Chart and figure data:
%%

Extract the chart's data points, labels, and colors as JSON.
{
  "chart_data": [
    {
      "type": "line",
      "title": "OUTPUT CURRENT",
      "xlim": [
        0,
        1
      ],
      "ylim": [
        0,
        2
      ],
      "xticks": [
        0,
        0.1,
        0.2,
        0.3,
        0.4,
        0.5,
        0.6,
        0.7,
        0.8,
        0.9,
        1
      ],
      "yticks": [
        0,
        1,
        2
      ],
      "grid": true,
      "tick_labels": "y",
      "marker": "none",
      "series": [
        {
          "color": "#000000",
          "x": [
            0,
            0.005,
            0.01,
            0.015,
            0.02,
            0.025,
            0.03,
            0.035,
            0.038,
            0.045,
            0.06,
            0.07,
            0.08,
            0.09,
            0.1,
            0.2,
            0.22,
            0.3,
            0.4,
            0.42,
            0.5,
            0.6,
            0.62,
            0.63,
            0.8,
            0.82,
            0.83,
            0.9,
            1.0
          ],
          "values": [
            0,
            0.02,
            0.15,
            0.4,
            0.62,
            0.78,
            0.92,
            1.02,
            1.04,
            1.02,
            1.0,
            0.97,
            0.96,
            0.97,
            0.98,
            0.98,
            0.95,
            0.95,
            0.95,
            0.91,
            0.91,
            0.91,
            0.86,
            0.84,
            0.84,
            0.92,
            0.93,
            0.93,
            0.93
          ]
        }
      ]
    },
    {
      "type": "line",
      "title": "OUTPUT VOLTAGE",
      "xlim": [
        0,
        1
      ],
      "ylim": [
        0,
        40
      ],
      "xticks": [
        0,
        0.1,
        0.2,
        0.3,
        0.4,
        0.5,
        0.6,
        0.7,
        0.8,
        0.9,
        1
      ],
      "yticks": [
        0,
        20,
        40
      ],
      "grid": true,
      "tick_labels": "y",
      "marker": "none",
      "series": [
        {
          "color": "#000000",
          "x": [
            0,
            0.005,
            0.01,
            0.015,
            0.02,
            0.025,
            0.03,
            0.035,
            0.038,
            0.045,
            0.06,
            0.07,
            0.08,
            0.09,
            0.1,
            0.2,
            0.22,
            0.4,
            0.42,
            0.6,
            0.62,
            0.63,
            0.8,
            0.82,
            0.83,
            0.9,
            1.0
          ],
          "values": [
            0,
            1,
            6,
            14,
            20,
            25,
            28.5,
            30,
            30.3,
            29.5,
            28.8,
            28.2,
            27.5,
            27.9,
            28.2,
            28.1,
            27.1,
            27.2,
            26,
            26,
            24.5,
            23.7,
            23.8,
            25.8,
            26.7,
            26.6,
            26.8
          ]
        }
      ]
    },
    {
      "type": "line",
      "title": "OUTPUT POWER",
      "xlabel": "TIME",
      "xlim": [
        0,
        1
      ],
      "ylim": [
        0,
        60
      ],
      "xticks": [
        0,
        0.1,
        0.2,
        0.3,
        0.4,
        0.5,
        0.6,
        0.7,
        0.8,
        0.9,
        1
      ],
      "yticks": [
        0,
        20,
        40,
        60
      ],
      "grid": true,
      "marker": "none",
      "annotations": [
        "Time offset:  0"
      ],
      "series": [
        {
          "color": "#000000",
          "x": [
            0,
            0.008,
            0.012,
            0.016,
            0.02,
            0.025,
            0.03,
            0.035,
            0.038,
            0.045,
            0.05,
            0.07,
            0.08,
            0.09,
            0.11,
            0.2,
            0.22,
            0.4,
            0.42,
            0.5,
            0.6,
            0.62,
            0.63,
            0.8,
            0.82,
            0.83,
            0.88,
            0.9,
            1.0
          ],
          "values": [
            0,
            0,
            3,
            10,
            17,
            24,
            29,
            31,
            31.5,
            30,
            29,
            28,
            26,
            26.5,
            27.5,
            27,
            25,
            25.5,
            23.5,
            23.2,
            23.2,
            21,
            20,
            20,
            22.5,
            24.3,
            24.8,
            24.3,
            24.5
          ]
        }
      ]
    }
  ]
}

%%
%%

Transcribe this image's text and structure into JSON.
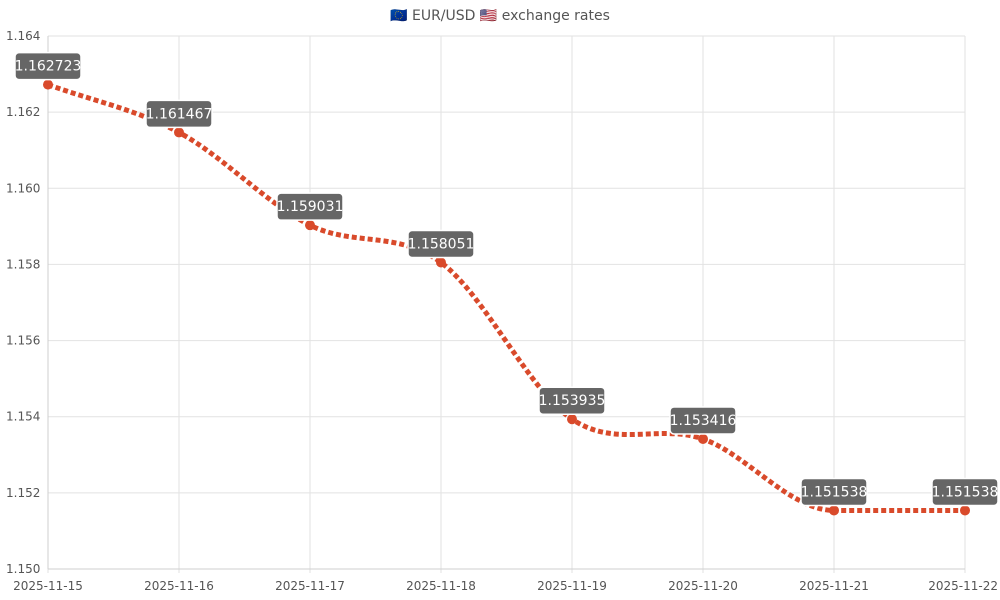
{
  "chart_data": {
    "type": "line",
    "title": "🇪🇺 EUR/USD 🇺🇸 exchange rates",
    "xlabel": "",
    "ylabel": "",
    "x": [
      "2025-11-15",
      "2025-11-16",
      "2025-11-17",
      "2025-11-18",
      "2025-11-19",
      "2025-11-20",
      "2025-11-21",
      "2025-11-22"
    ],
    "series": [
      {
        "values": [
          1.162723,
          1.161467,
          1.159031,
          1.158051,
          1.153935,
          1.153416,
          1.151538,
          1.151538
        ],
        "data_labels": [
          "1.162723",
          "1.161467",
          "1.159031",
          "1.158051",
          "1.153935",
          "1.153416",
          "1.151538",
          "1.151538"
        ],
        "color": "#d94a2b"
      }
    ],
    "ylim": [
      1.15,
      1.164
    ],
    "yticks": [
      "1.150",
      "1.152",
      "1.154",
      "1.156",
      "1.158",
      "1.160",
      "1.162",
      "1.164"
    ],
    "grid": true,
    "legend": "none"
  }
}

%%

DIRECTIONS FOR THIS TASK - Identify the lines of the data that contain the word "JSON". Copy each of them.

WRITTEN RESPONSE -
Extract the chart's data points, labels, and colors as JSON.
Transcribe this image's text and structure into JSON.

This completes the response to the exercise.